[Set task] Pull out every line of the listing below where "pour" appears.

•••••

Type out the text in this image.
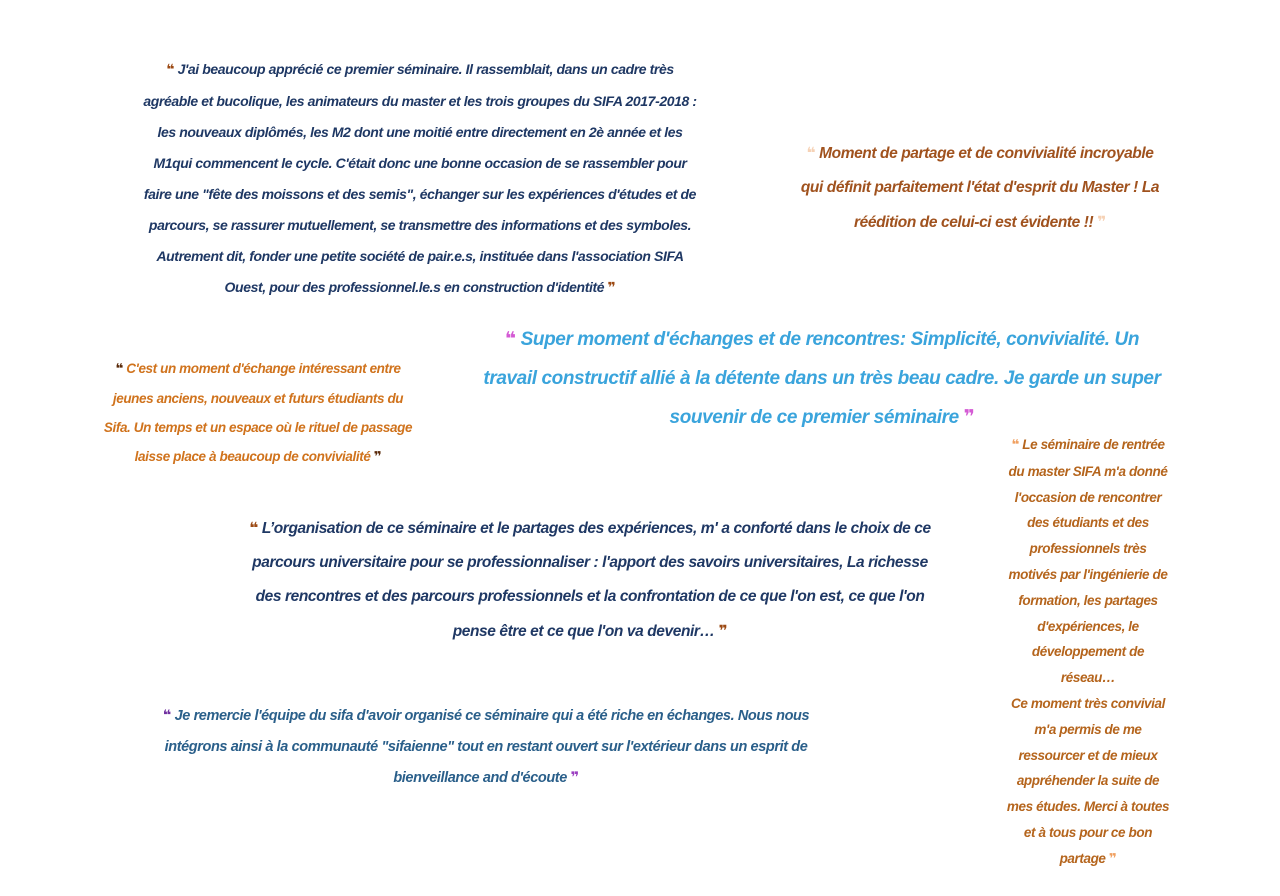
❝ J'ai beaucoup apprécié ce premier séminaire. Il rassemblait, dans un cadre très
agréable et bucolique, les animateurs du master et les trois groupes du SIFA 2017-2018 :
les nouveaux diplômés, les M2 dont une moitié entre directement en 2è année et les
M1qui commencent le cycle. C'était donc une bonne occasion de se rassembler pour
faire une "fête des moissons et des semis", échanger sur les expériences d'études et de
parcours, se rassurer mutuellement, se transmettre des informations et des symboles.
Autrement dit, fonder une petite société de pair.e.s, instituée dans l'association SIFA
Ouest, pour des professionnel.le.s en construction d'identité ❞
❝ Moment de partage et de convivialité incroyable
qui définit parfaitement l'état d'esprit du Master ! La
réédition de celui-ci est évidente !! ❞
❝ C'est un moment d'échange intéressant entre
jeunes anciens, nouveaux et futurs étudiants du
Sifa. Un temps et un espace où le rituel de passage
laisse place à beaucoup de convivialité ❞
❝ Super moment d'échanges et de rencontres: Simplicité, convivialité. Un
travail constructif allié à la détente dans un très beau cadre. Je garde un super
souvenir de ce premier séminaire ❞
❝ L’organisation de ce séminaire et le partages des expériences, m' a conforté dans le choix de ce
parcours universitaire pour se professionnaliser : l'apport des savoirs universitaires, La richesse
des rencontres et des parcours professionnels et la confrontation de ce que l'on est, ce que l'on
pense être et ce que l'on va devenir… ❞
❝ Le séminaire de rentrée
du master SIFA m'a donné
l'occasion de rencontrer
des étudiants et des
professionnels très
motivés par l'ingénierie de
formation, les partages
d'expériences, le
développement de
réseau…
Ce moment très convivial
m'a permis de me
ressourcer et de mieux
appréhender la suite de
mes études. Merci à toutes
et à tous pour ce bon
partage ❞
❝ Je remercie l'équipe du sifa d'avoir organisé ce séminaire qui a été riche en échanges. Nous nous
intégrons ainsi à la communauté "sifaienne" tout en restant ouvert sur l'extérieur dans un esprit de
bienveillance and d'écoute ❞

•••••

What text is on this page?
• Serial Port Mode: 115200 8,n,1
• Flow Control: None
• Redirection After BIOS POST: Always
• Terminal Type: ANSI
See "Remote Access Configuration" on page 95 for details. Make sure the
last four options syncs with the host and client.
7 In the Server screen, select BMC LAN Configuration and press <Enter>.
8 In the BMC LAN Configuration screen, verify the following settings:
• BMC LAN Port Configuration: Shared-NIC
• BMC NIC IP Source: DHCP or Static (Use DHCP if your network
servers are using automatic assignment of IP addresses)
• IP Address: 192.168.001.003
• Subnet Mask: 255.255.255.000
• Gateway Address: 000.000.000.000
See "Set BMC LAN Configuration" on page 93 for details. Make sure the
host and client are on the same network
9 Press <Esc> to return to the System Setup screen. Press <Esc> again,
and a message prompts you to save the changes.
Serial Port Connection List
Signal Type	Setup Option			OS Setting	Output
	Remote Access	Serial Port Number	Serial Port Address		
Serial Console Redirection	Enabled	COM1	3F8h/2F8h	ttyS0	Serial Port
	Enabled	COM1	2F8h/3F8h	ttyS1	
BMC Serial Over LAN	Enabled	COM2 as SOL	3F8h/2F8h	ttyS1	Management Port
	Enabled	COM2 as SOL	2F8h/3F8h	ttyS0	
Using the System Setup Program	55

•••••

[Exercise response]
M1qui commencent le cycle. C'était donc une bonne occasion de se rassembler pour
Ouest, pour des professionnel.le.s en construction d'identité ❞
parcours universitaire pour se professionnaliser : l'apport des savoirs universitaires, La richesse
et à tous pour ce bon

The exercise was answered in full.